TASK DIRECTIONS
Compile every line that includes the word "What".

MATERIAL SHOWN
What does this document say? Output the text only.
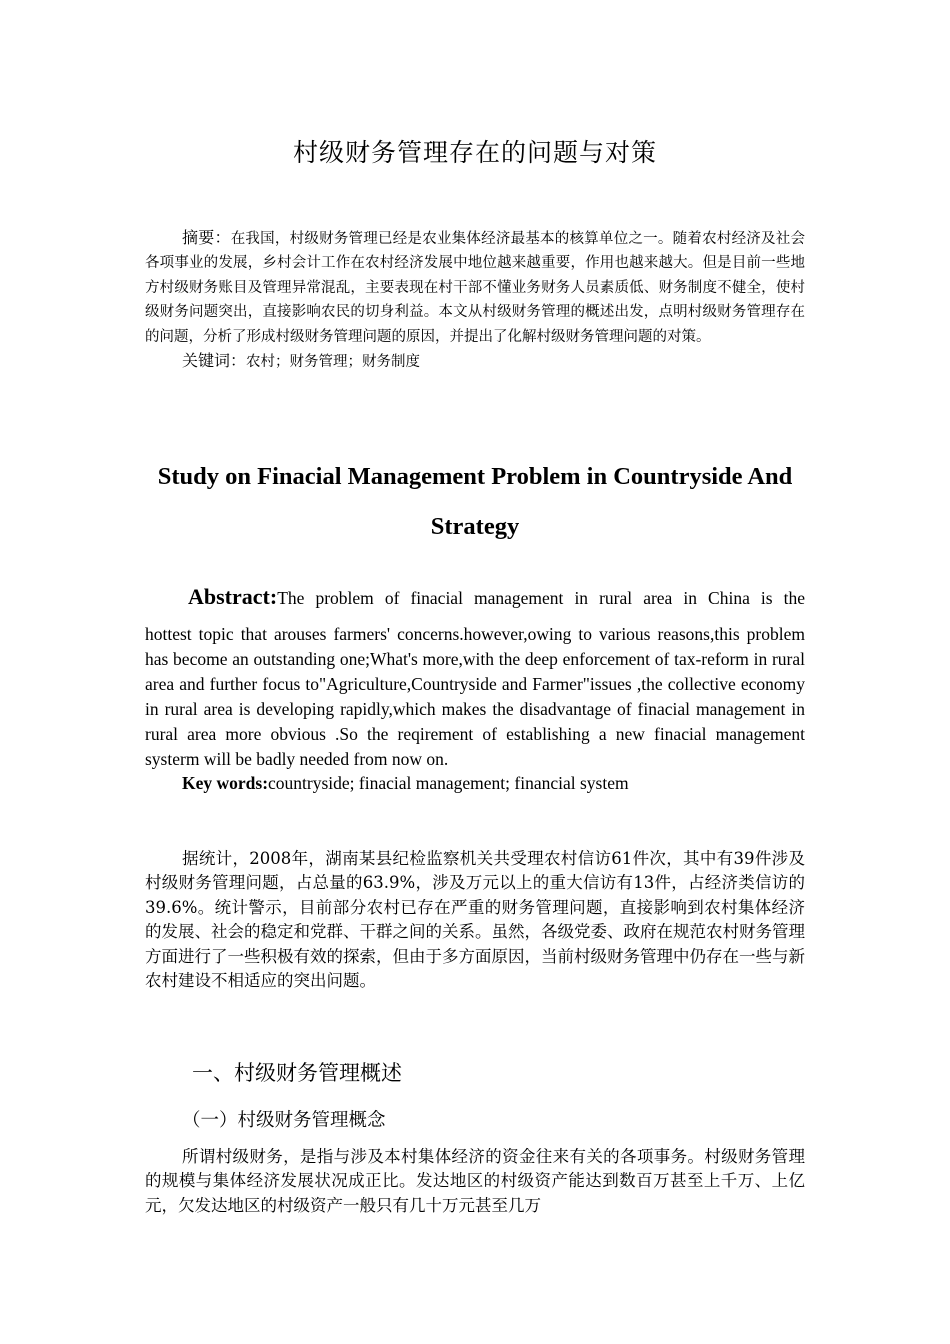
村级财务管理存在的问题与对策

摘要：在我国，村级财务管理已经是农业集体经济最基本的核算单位之一。随着农村经济及社会各项事业的发展，乡村会计工作在农村经济发展中地位越来越重要，作用也越来越大。但是目前一些地方村级财务账目及管理异常混乱，主要表现在村干部不懂业务财务人员素质低、财务制度不健全，使村级财务问题突出，直接影响农民的切身利益。本文从村级财务管理的概述出发，点明村级财务管理存在的问题，分析了形成村级财务管理问题的原因，并提出了化解村级财务管理问题的对策。

关键词：农村；财务管理；财务制度

Study on Finacial Management Problem in Countryside And
Strategy
Abstract:The problem of finacial management in rural area in China is the

hottest topic that arouses farmers' concerns.however,owing to various reasons,this problem has become an outstanding one;What's more,with the deep enforcement of tax-reform in rural area and further focus to"Agriculture,Countryside and Farmer"issues ,the collective economy in rural area is developing rapidly,which makes the disadvantage of finacial management in rural area more obvious .So the reqirement of establishing a new finacial management systerm will be badly needed from now on.

Key words:countryside; finacial management; financial system

据统计，2008年，湖南某县纪检监察机关共受理农村信访61件次，其中有39件涉及村级财务管理问题，占总量的63.9%，涉及万元以上的重大信访有13件，占经济类信访的39.6%。统计警示，目前部分农村已存在严重的财务管理问题，直接影响到农村集体经济的发展、社会的稳定和党群、干群之间的关系。虽然，各级党委、政府在规范农村财务管理方面进行了一些积极有效的探索，但由于多方面原因，当前村级财务管理中仍存在一些与新农村建设不相适应的突出问题。

一、村级财务管理概述
（一）村级财务管理概念

所谓村级财务，是指与涉及本村集体经济的资金往来有关的各项事务。村级财务管理的规模与集体经济发展状况成正比。发达地区的村级资产能达到数百万甚至上千万、上亿元，欠发达地区的村级资产一般只有几十万元甚至几万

RESULT BELOW
What does this document say? Output the text only.
hottest topic that arouses farmers' concerns.however,owing to various reasons,this problem has become an outstanding one;What's more,with the deep enforcement of tax-reform in rural area and further focus to"Agriculture,Countryside and Farmer"issues ,the collective economy in rural area is developing rapidly,which makes the disadvantage of finacial management in rural area more obvious .So the reqirement of establishing a new finacial management systerm will be badly needed from now on.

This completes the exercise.